Copy out each line exactly as it appears.

(Collected data)
==*==
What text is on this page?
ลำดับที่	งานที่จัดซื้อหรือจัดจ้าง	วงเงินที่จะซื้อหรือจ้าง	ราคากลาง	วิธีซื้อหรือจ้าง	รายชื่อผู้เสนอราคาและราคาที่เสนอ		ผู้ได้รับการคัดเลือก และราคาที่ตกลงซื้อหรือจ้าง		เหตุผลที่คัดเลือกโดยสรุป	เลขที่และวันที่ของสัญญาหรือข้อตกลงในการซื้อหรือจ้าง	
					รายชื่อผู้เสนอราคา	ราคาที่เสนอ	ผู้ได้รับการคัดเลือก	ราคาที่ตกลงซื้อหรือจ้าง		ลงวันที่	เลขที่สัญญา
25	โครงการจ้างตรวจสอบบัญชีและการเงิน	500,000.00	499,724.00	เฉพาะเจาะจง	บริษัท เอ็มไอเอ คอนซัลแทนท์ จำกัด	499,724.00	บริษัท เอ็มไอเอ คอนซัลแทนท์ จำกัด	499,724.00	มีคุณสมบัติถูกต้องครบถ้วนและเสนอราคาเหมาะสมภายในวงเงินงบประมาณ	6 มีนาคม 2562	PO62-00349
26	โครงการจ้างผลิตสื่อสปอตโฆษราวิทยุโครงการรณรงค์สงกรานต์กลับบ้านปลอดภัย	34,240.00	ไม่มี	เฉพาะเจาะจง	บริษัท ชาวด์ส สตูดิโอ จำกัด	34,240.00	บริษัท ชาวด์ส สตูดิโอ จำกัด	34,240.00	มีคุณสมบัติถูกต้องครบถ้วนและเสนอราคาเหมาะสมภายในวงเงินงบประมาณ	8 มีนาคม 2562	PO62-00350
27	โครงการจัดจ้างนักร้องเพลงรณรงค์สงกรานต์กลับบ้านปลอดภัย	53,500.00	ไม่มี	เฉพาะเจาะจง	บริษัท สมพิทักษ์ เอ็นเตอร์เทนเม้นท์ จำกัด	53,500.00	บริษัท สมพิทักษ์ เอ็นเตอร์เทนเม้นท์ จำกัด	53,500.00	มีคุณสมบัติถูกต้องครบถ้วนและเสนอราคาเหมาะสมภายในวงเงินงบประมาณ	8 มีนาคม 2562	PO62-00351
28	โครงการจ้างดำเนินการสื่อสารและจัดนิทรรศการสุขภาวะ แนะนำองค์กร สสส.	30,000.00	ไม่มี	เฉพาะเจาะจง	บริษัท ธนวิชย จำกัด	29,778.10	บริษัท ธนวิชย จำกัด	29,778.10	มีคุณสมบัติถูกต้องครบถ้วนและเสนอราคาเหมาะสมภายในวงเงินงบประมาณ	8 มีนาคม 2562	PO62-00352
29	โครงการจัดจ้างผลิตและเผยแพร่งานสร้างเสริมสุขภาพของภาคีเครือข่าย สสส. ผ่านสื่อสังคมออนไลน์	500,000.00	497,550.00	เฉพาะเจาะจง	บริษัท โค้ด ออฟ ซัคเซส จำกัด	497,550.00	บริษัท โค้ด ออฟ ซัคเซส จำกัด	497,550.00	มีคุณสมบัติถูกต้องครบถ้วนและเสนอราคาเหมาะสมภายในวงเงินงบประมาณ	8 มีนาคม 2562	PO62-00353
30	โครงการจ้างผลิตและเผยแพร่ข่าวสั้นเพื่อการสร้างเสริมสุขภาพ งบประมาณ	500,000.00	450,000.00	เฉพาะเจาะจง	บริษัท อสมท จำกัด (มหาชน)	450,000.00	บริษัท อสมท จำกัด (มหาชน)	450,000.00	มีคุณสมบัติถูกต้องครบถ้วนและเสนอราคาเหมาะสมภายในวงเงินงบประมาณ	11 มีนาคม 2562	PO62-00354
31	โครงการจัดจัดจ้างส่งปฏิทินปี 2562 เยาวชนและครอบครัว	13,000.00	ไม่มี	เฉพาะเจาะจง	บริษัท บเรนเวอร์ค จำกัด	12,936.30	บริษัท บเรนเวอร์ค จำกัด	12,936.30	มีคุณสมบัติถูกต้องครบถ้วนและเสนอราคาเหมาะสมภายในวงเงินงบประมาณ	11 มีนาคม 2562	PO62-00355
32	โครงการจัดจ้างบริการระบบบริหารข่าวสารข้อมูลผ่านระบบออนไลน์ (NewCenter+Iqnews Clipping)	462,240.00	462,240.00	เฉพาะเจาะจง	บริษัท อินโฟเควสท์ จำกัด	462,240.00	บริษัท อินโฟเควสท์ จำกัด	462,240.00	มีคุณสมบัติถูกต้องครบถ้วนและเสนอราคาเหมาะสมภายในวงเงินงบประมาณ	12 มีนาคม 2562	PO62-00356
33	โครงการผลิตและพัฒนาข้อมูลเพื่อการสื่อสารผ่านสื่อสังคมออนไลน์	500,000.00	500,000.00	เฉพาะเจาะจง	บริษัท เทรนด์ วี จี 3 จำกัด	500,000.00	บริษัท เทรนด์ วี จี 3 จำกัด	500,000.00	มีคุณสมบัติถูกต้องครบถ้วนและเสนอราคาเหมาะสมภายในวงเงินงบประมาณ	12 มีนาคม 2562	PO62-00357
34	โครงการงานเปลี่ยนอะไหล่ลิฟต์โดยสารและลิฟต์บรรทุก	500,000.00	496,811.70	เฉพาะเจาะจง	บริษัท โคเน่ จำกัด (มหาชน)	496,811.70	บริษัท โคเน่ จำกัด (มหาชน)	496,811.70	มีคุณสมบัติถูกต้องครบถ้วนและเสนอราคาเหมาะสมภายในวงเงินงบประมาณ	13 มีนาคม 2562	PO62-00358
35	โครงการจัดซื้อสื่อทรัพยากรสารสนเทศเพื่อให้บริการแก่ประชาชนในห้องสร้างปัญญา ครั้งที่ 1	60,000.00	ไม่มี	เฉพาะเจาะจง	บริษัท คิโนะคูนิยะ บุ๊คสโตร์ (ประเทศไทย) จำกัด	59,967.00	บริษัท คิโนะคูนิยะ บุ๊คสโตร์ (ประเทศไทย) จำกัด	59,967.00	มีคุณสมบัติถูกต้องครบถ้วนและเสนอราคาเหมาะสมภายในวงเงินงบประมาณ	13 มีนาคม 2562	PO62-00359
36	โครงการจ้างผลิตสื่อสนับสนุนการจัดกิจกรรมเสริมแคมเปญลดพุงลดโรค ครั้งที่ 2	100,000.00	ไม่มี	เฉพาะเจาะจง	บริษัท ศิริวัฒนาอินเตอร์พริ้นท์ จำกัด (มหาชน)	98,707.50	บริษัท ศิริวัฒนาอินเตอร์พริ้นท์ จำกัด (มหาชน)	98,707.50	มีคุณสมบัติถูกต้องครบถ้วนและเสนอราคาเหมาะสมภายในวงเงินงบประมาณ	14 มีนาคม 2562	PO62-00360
==*==
> Correct result:
What text is on this page?
ลำดับที่	งานที่จัดซื้อหรือจัดจ้าง	วงเงินที่จะซื้อหรือจ้าง	ราคากลาง	วิธีซื้อหรือจ้าง	รายชื่อผู้เสนอราคาและราคาที่เสนอ		ผู้ได้รับการคัดเลือก และราคาที่ตกลงซื้อหรือจ้าง		เหตุผลที่คัดเลือกโดยสรุป	เลขที่และวันที่ของสัญญาหรือข้อตกลงในการซื้อหรือจ้าง	
					รายชื่อผู้เสนอราคา	ราคาที่เสนอ	ผู้ได้รับการคัดเลือก	ราคาที่ตกลงซื้อหรือจ้าง		ลงวันที่	เลขที่สัญญา
25	โครงการจ้างตรวจสอบบัญชีและการเงิน	500,000.00	499,724.00	เฉพาะเจาะจง	บริษัท เอ็มไอเอ คอนซัลแทนท์ จำกัด	499,724.00	บริษัท เอ็มไอเอ คอนซัลแทนท์ จำกัด	499,724.00	มีคุณสมบัติถูกต้องครบถ้วนและเสนอราคาเหมาะสมภายในวงเงินงบประมาณ	6 มีนาคม 2562	PO62-00349
26	โครงการจ้างผลิตสื่อสปอตโฆษราวิทยุโครงการรณรงค์สงกรานต์กลับบ้านปลอดภัย	34,240.00	ไม่มี	เฉพาะเจาะจง	บริษัท ชาวด์ส สตูดิโอ จำกัด	34,240.00	บริษัท ชาวด์ส สตูดิโอ จำกัด	34,240.00	มีคุณสมบัติถูกต้องครบถ้วนและเสนอราคาเหมาะสมภายในวงเงินงบประมาณ	8 มีนาคม 2562	PO62-00350
27	โครงการจัดจ้างนักร้องเพลงรณรงค์สงกรานต์กลับบ้านปลอดภัย	53,500.00	ไม่มี	เฉพาะเจาะจง	บริษัท สมพิทักษ์ เอ็นเตอร์เทนเม้นท์ จำกัด	53,500.00	บริษัท สมพิทักษ์ เอ็นเตอร์เทนเม้นท์ จำกัด	53,500.00	มีคุณสมบัติถูกต้องครบถ้วนและเสนอราคาเหมาะสมภายในวงเงินงบประมาณ	8 มีนาคม 2562	PO62-00351
28	โครงการจ้างดำเนินการสื่อสารและจัดนิทรรศการสุขภาวะ แนะนำองค์กร สสส.	30,000.00	ไม่มี	เฉพาะเจาะจง	บริษัท ธนวิชย จำกัด	29,778.10	บริษัท ธนวิชย จำกัด	29,778.10	มีคุณสมบัติถูกต้องครบถ้วนและเสนอราคาเหมาะสมภายในวงเงินงบประมาณ	8 มีนาคม 2562	PO62-00352
29	โครงการจัดจ้างผลิตและเผยแพร่งานสร้างเสริมสุขภาพของภาคีเครือข่าย สสส. ผ่านสื่อสังคมออนไลน์	500,000.00	497,550.00	เฉพาะเจาะจง	บริษัท โค้ด ออฟ ซัคเซส จำกัด	497,550.00	บริษัท โค้ด ออฟ ซัคเซส จำกัด	497,550.00	มีคุณสมบัติถูกต้องครบถ้วนและเสนอราคาเหมาะสมภายในวงเงินงบประมาณ	8 มีนาคม 2562	PO62-00353
30	โครงการจ้างผลิตและเผยแพร่ข่าวสั้นเพื่อการสร้างเสริมสุขภาพ งบประมาณ	500,000.00	450,000.00	เฉพาะเจาะจง	บริษัท อสมท จำกัด (มหาชน)	450,000.00	บริษัท อสมท จำกัด (มหาชน)	450,000.00	มีคุณสมบัติถูกต้องครบถ้วนและเสนอราคาเหมาะสมภายในวงเงินงบประมาณ	11 มีนาคม 2562	PO62-00354
31	โครงการจัดจัดจ้างส่งปฏิทินปี 2562 เยาวชนและครอบครัว	13,000.00	ไม่มี	เฉพาะเจาะจง	บริษัท บเรนเวอร์ค จำกัด	12,936.30	บริษัท บเรนเวอร์ค จำกัด	12,936.30	มีคุณสมบัติถูกต้องครบถ้วนและเสนอราคาเหมาะสมภายในวงเงินงบประมาณ	11 มีนาคม 2562	PO62-00355
32	โครงการจัดจ้างบริการระบบบริหารข่าวสารข้อมูลผ่านระบบออนไลน์ (NewCenter+Iqnews Clipping)	462,240.00	462,240.00	เฉพาะเจาะจง	บริษัท อินโฟเควสท์ จำกัด	462,240.00	บริษัท อินโฟเควสท์ จำกัด	462,240.00	มีคุณสมบัติถูกต้องครบถ้วนและเสนอราคาเหมาะสมภายในวงเงินงบประมาณ	12 มีนาคม 2562	PO62-00356
33	โครงการผลิตและพัฒนาข้อมูลเพื่อการสื่อสารผ่านสื่อสังคมออนไลน์	500,000.00	500,000.00	เฉพาะเจาะจง	บริษัท เทรนด์ วี จี 3 จำกัด	500,000.00	บริษัท เทรนด์ วี จี 3 จำกัด	500,000.00	มีคุณสมบัติถูกต้องครบถ้วนและเสนอราคาเหมาะสมภายในวงเงินงบประมาณ	12 มีนาคม 2562	PO62-00357
34	โครงการงานเปลี่ยนอะไหล่ลิฟต์โดยสารและลิฟต์บรรทุก	500,000.00	496,811.70	เฉพาะเจาะจง	บริษัท โคเน่ จำกัด (มหาชน)	496,811.70	บริษัท โคเน่ จำกัด (มหาชน)	496,811.70	มีคุณสมบัติถูกต้องครบถ้วนและเสนอราคาเหมาะสมภายในวงเงินงบประมาณ	13 มีนาคม 2562	PO62-00358
35	โครงการจัดซื้อสื่อทรัพยากรสารสนเทศเพื่อให้บริการแก่ประชาชนในห้องสร้างปัญญา ครั้งที่ 1	60,000.00	ไม่มี	เฉพาะเจาะจง	บริษัท คิโนะคูนิยะ บุ๊คสโตร์ (ประเทศไทย) จำกัด	59,967.00	บริษัท คิโนะคูนิยะ บุ๊คสโตร์ (ประเทศไทย) จำกัด	59,967.00	มีคุณสมบัติถูกต้องครบถ้วนและเสนอราคาเหมาะสมภายในวงเงินงบประมาณ	13 มีนาคม 2562	PO62-00359
36	โครงการจ้างผลิตสื่อสนับสนุนการจัดกิจกรรมเสริมแคมเปญลดพุงลดโรค ครั้งที่ 2	100,000.00	ไม่มี	เฉพาะเจาะจง	บริษัท ศิริวัฒนาอินเตอร์พริ้นท์ จำกัด (มหาชน)	98,707.50	บริษัท ศิริวัฒนาอินเตอร์พริ้นท์ จำกัด (มหาชน)	98,707.50	มีคุณสมบัติถูกต้องครบถ้วนและเสนอราคาเหมาะสมภายในวงเงินงบประมาณ	14 มีนาคม 2562	PO62-00360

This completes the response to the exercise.